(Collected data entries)
** begin **

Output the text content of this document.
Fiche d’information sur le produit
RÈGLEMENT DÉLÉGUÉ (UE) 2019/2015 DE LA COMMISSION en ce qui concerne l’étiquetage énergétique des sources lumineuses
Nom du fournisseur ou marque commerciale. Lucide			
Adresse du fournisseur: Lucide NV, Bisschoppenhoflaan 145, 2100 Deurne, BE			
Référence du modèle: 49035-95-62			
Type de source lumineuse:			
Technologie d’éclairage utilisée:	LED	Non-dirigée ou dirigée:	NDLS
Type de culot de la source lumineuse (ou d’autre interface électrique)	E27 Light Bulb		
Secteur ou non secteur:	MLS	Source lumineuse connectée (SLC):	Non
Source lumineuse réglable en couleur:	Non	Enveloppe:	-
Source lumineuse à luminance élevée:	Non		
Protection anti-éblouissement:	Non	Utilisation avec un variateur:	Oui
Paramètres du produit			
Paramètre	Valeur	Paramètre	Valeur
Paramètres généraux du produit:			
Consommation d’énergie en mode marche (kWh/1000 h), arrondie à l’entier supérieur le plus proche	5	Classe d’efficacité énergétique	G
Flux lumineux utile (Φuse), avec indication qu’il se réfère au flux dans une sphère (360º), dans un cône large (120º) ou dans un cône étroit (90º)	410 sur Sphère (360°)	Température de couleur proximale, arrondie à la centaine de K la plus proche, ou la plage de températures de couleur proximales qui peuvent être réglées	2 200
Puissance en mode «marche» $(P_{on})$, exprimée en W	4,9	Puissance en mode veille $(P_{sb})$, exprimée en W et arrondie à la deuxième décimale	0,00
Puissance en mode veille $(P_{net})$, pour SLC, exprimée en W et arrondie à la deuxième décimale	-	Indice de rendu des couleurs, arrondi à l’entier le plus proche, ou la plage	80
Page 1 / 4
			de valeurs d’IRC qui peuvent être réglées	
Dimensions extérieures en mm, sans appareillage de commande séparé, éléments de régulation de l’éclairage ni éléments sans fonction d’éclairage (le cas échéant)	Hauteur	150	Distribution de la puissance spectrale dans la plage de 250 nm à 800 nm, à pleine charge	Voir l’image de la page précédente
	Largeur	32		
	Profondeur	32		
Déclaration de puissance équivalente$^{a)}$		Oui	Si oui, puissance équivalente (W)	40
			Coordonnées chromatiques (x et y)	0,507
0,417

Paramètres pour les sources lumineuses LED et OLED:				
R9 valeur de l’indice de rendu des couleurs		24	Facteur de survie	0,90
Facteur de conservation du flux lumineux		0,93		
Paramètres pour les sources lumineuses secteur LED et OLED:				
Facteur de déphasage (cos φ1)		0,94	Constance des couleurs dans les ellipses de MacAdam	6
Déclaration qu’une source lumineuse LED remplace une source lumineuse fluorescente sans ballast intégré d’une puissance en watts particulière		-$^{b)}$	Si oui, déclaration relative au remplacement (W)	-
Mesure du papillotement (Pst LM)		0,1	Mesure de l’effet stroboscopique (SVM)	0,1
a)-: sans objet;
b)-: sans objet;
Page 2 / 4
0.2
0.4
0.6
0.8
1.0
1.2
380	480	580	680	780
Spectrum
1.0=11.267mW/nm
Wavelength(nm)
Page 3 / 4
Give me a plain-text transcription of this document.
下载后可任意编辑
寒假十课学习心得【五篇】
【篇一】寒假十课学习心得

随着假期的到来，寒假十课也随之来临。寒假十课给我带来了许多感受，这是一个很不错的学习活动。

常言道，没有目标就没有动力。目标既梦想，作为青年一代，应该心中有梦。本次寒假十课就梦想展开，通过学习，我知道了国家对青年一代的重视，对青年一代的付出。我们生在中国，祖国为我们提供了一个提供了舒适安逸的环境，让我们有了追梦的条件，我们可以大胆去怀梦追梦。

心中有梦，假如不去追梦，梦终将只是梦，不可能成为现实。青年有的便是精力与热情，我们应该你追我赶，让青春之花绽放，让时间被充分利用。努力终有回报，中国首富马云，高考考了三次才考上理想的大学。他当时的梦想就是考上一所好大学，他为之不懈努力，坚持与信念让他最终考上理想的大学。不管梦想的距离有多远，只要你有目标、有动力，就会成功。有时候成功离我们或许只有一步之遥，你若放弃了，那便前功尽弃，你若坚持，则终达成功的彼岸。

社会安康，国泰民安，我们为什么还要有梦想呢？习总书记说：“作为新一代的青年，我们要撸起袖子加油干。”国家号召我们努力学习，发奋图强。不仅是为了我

** end **

→ Task details
Find every line that has "secteur" in it, then return those lines.

→ Task answer
Secteur ou non secteur:	MLS	Source lumineuse connectée (SLC):	Non
Paramètres pour les sources lumineuses secteur LED et OLED:				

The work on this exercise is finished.